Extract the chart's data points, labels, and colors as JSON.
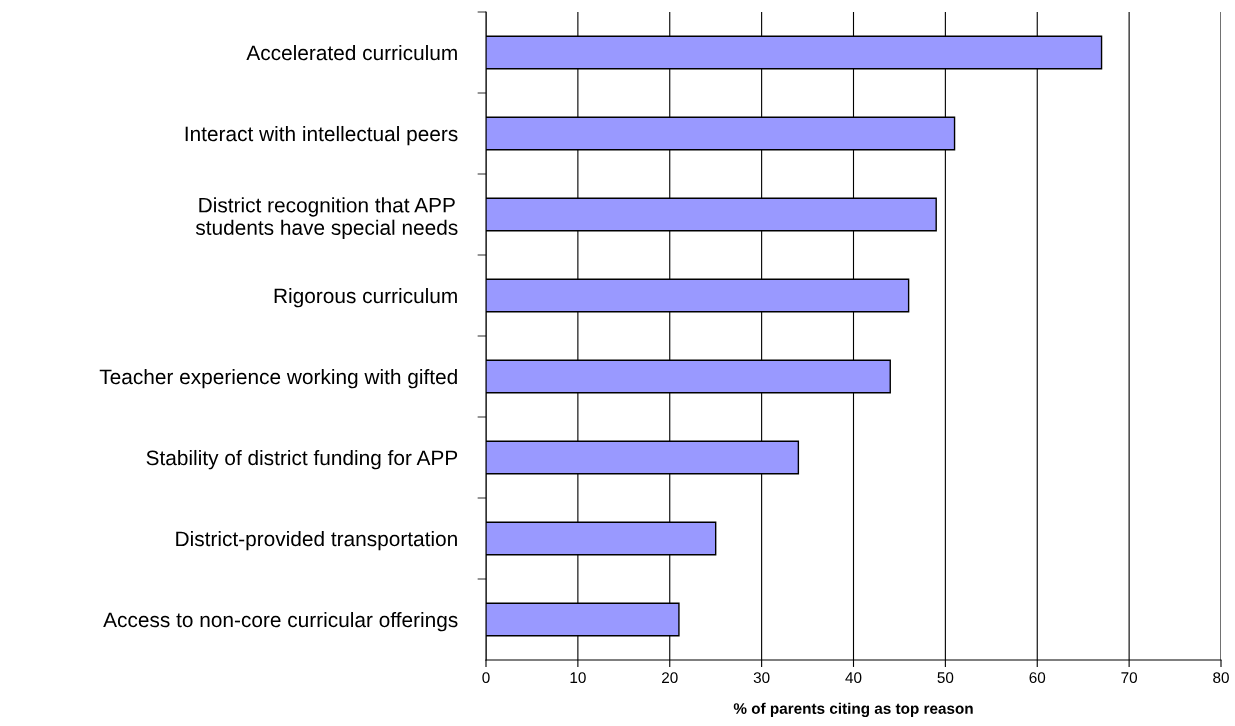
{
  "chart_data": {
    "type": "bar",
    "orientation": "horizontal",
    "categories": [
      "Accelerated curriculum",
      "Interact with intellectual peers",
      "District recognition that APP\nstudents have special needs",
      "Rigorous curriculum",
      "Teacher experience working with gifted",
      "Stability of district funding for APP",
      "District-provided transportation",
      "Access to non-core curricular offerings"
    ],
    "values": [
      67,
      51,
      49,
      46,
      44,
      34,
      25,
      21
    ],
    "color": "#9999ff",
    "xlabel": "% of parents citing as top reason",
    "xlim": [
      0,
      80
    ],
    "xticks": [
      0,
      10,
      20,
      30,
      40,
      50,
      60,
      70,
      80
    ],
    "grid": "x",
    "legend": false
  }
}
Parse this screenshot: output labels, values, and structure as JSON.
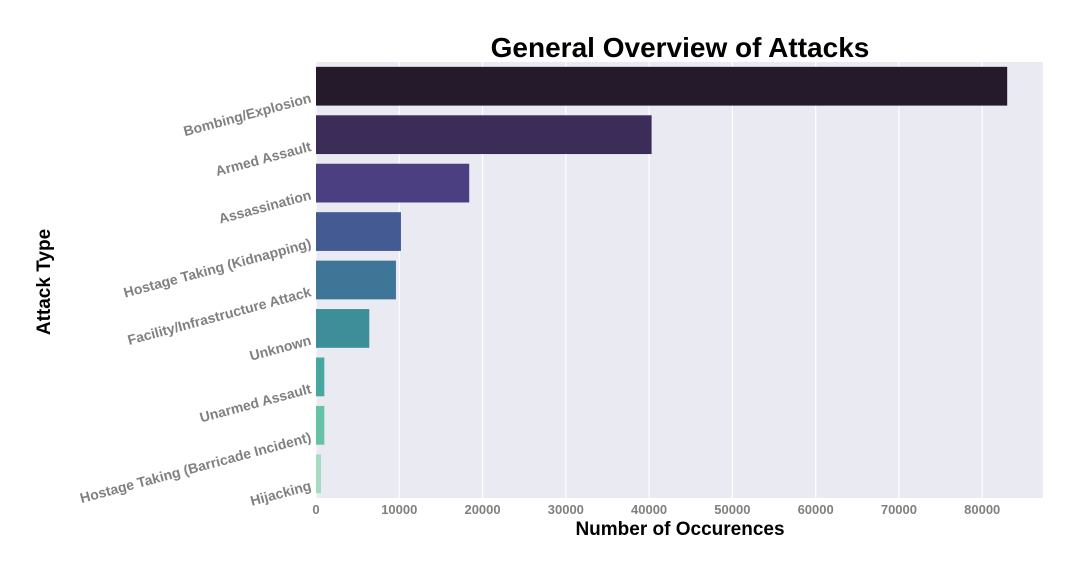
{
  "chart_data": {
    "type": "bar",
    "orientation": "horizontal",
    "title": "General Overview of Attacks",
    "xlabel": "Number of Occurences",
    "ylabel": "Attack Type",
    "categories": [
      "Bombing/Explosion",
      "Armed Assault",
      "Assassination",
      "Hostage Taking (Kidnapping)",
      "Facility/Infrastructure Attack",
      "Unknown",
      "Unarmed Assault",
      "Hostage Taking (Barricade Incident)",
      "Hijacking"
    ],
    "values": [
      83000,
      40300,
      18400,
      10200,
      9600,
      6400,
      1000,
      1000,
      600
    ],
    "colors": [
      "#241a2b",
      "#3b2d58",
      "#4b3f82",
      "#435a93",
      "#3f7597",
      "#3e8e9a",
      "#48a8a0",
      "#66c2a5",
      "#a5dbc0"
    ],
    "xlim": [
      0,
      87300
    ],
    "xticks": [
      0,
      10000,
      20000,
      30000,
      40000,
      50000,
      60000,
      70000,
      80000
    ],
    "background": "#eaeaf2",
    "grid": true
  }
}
:::::
Determine how many lines of the listing hold the word "curriculum" and reply with that figure alone.

2